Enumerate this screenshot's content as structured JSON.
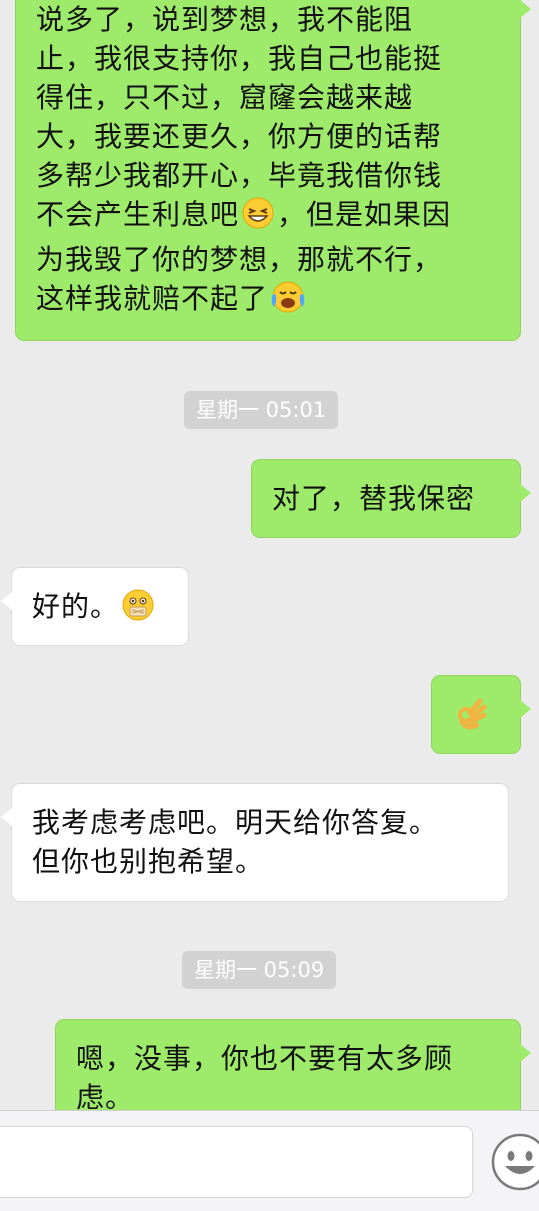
{
  "messages": [
    {
      "side": "me",
      "text": "说多了，说到梦想，我不能阻止，我很支持你，我自己也能挺得住，只不过，窟窿会越来越大，我要还更久，你方便的话帮多帮少我都开心，毕竟我借你钱不会产生利息吧😆，但是如果因为我毁了你的梦想，那就不行，这样我就赔不起了😭"
    },
    {
      "side": "me",
      "text": "对了，替我保密"
    },
    {
      "side": "them",
      "text": "好的。🤐"
    },
    {
      "side": "me",
      "text": "👌"
    },
    {
      "side": "them",
      "text": "我考虑考虑吧。明天给你答复。但你也别抱希望。"
    },
    {
      "side": "me",
      "text": "嗯，没事，你也不要有太多顾虑。"
    }
  ],
  "chat": {
    "msg1_lines": [
      "说多了，说到梦想，我不能阻",
      "止，我很支持你，我自己也能挺",
      "得住，只不过，窟窿会越来越",
      "大，我要还更久，你方便的话帮",
      "多帮少我都开心，毕竟我借你钱",
      "不会产生利息吧",
      "，但是如果因",
      "为我毁了你的梦想，那就不行，",
      "这样我就赔不起了"
    ],
    "msg2": "对了，替我保密",
    "msg3": "好的。",
    "msg5_lines": [
      "我考虑考虑吧。明天给你答复。",
      "但你也别抱希望。"
    ],
    "msg6_lines": [
      "嗯，没事，你也不要有太多顾",
      "虑。"
    ]
  },
  "timestamps": [
    "星期一 05:01",
    "星期一 05:09"
  ],
  "emojis": {
    "grin_squint": "grinning-squinting-face-icon",
    "sob": "loudly-crying-face-icon",
    "zipper": "zipper-mouth-face-icon",
    "ok_hand": "ok-hand-icon",
    "smiley_button": "smiley-face-icon"
  },
  "colors": {
    "background": "#ebebeb",
    "sent_bubble": "#9eea6a",
    "received_bubble": "#ffffff",
    "timestamp_bg": "#d2d2d2"
  }
}
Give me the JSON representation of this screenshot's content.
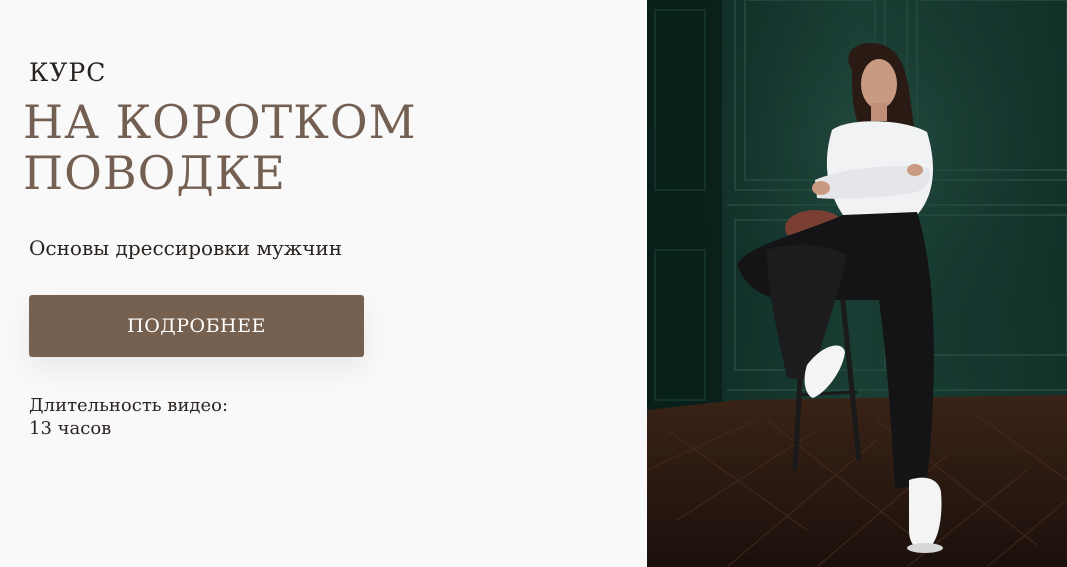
{
  "hero": {
    "eyebrow": "КУРС",
    "title_line1": "НА КОРОТКОМ",
    "title_line2": "ПОВОДКЕ",
    "subtitle": "Основы дрессировки мужчин",
    "cta_label": "ПОДРОБНЕЕ",
    "duration_label": "Длительность видео:",
    "duration_value": "13 часов"
  },
  "colors": {
    "accent": "#76604f",
    "title": "#746052",
    "text": "#2a2421",
    "background": "#faf9f9",
    "wall": "#173a30",
    "floor": "#2b1a12"
  }
}
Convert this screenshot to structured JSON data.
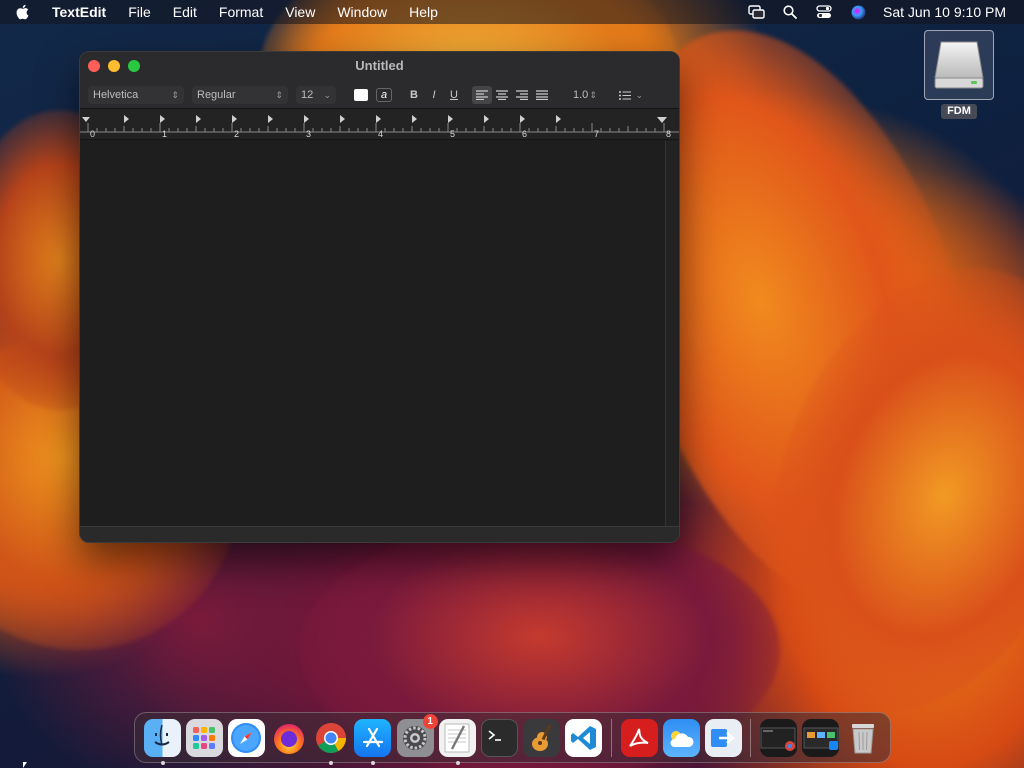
{
  "menubar": {
    "app_name": "TextEdit",
    "items": [
      "File",
      "Edit",
      "Format",
      "View",
      "Window",
      "Help"
    ],
    "clock": "Sat Jun 10  9:10 PM",
    "status_icons": [
      "screen-mirroring-icon",
      "spotlight-search-icon",
      "control-center-icon",
      "siri-icon"
    ]
  },
  "desktop": {
    "drive_label": "FDM"
  },
  "window": {
    "title": "Untitled",
    "toolbar": {
      "font_family": "Helvetica",
      "font_style": "Regular",
      "font_size": "12",
      "bold": "B",
      "italic": "I",
      "underline": "U",
      "highlight": "a",
      "line_spacing": "1.0"
    },
    "ruler_numbers": [
      "0",
      "1",
      "2",
      "3",
      "4",
      "5",
      "6",
      "7",
      "8"
    ]
  },
  "dock": {
    "apps": [
      {
        "name": "Finder",
        "running": true
      },
      {
        "name": "Launchpad",
        "running": false
      },
      {
        "name": "Safari",
        "running": false
      },
      {
        "name": "Firefox",
        "running": false
      },
      {
        "name": "Google Chrome",
        "running": true
      },
      {
        "name": "App Store",
        "running": true
      },
      {
        "name": "System Settings",
        "running": false,
        "badge": "1"
      },
      {
        "name": "TextEdit",
        "running": true
      },
      {
        "name": "Terminal",
        "running": false
      },
      {
        "name": "GarageBand",
        "running": false
      },
      {
        "name": "Visual Studio Code",
        "running": false
      },
      {
        "name": "Adobe Acrobat",
        "running": false
      },
      {
        "name": "Weather",
        "running": false
      },
      {
        "name": "Migration Assistant",
        "running": false
      },
      {
        "name": "Recent Window 1",
        "running": false
      },
      {
        "name": "Recent Window 2",
        "running": false
      },
      {
        "name": "Trash",
        "running": false
      }
    ]
  },
  "colors": {
    "window_bg": "#1e1e1e",
    "titlebar_bg": "#2b2b2d",
    "traffic_close": "#ff5f57",
    "traffic_min": "#febc2e",
    "traffic_max": "#28c840",
    "badge_red": "#f04337"
  }
}
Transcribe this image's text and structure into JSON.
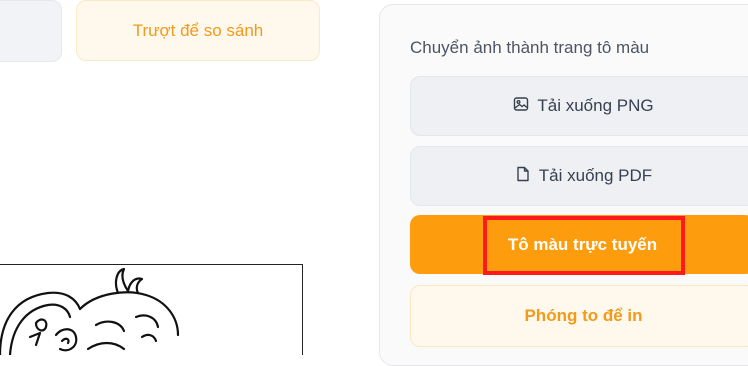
{
  "compare_button": {
    "label": "Trượt để so sánh"
  },
  "panel": {
    "title": "Chuyển ảnh thành trang tô màu",
    "download_png": {
      "label": "Tải xuống PNG",
      "icon": "image-icon"
    },
    "download_pdf": {
      "label": "Tải xuống PDF",
      "icon": "file-icon"
    },
    "color_online": {
      "label": "Tô màu trực tuyến"
    },
    "zoom_print": {
      "label": "Phóng to để in"
    }
  },
  "colors": {
    "accent": "#fd9c0c",
    "accent_text": "#f29a1a",
    "highlight": "#ff1a1a"
  }
}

_Objective_
Search the listing for the word "但你也别抱希望" and return each line that holds it.

_Problem solution_
      "text": "我考虑考虑吧。明天给你答复。但你也别抱希望。"
      "但你也别抱希望。"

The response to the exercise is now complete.